* START *
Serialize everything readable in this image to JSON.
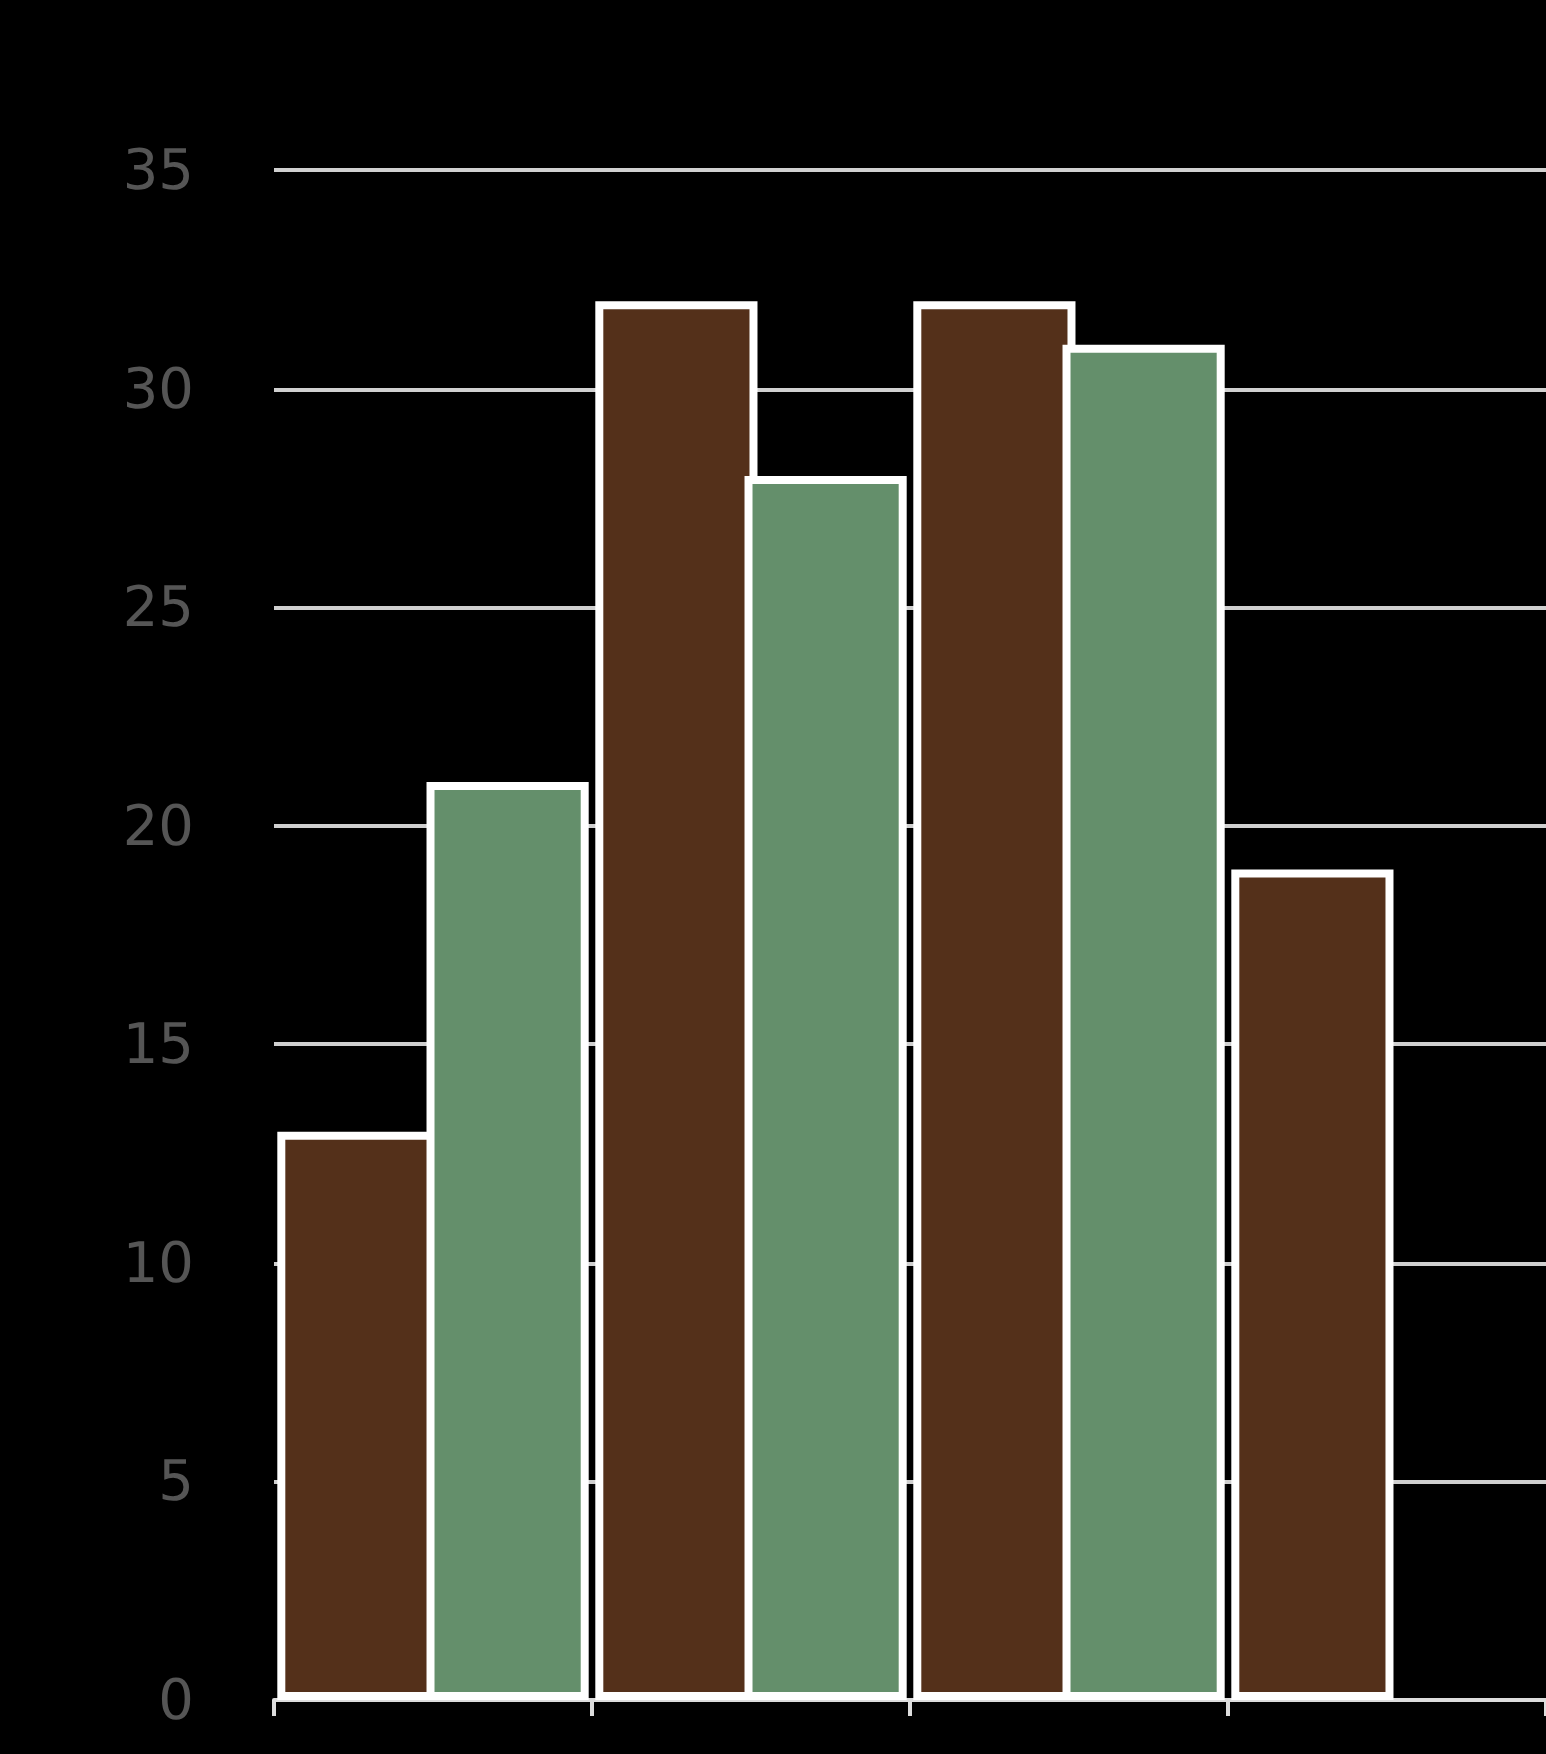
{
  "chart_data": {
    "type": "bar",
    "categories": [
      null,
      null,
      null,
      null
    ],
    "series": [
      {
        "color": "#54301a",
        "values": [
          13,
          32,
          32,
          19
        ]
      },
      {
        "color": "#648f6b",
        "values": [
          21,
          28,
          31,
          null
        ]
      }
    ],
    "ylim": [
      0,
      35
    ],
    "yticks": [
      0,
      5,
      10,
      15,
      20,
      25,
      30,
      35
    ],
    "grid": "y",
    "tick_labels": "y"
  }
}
* END *
== JOB ==
Without the pictures, print the whole listing exactly as given.

== TASK ANSWER ==
Serialize everything readable in this image to JSON.
{
  "chart_data": {
    "type": "bar",
    "categories": [
      null,
      null,
      null,
      null
    ],
    "series": [
      {
        "color": "#54301a",
        "values": [
          13,
          32,
          32,
          19
        ]
      },
      {
        "color": "#648f6b",
        "values": [
          21,
          28,
          31,
          null
        ]
      }
    ],
    "ylim": [
      0,
      35
    ],
    "yticks": [
      0,
      5,
      10,
      15,
      20,
      25,
      30,
      35
    ],
    "grid": "y",
    "tick_labels": "y"
  }
}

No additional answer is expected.